* [AVAILABLE DATA]
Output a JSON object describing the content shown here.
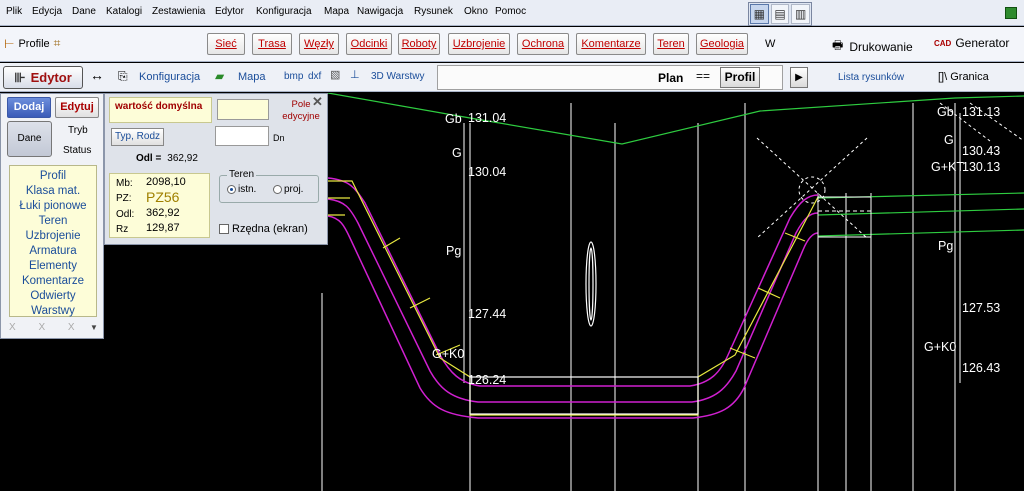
{
  "menu": [
    "Plik",
    "Edycja",
    "Dane",
    "Katalogi",
    "Zestawienia",
    "Edytor",
    "Konfiguracja",
    "Mapa",
    "Nawigacja",
    "Rysunek",
    "Okno",
    "Pomoc"
  ],
  "toolbar2": {
    "profile_label": "Profile",
    "buttons": [
      "Sieć",
      "Trasa",
      "Węzły",
      "Odcinki",
      "Roboty",
      "Uzbrojenie",
      "Ochrona",
      "Komentarze",
      "Teren",
      "Geologia"
    ],
    "w_label": "W",
    "print_label": "Drukowanie",
    "generator_label": "Generator",
    "cad_label": "CAD"
  },
  "toolbar3": {
    "editor_label": "Edytor",
    "konfig_label": "Konfiguracja",
    "mapa_label": "Mapa",
    "bmp_label": "bmp",
    "dxf_label": "dxf",
    "warstwy_label": "3D Warstwy",
    "plan_label": "Plan",
    "eq_label": "==",
    "profil_label": "Profil",
    "arrow_label": "▶",
    "lista_label": "Lista rysunków",
    "granica_label": "[]\\  Granica"
  },
  "left_panel": {
    "dodaj": "Dodaj",
    "edytuj": "Edytuj",
    "dane": "Dane",
    "tryb": "Tryb",
    "status": "Status",
    "items": [
      "Profil",
      "Klasa mat.",
      "Łuki pionowe",
      "Teren",
      "Uzbrojenie",
      "Armatura",
      "Elementy",
      "Komentarze",
      "Odwierty",
      "Warstwy"
    ],
    "bottom_marks": "X X X"
  },
  "float_panel": {
    "default_label": "wartość domyślna",
    "pole_label": "Pole edycyjne",
    "typ_label": "Typ, Rodz",
    "dn_label": "Dn",
    "odl_label": "Odl =",
    "odl_value": "362,92",
    "values": [
      {
        "key": "Mb:",
        "val": "2098,10"
      },
      {
        "key": "PZ:",
        "val": "PZ56"
      },
      {
        "key": "Odl:",
        "val": "362,92"
      },
      {
        "key": "Rz",
        "val": "129,87"
      }
    ],
    "teren_label": "Teren",
    "istn_label": "istn.",
    "proj_label": "proj.",
    "rzedna_label": "Rzędna (ekran)",
    "close": "✕"
  },
  "drawing_labels": {
    "left": {
      "gb": "Gb",
      "gb_val": "131.04",
      "g": "G",
      "g_val": "130.04",
      "pg": "Pg",
      "v127": "127.44",
      "gk0": "G+K0",
      "v126": "126.24"
    },
    "right": {
      "gb": "Gb",
      "gb_val": "131.13",
      "g": "G",
      "g_val": "130.43",
      "gkt": "G+KT",
      "gkt_val": "130.13",
      "pg": "Pg",
      "v127": "127.53",
      "gk0": "G+K0",
      "v126": "126.43"
    }
  },
  "colors": {
    "ground_line": "#2ecc40",
    "pipe_magenta": "#d020d0",
    "yellow": "#e8e840",
    "white": "#ffffff"
  }
}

* [TO DO]
Using the records given above, list every line that includes the word "Konfiguracja".

* [EXERCISE SOLUTION]
    "Konfiguracja",
    "konfig_label": "Konfiguracja",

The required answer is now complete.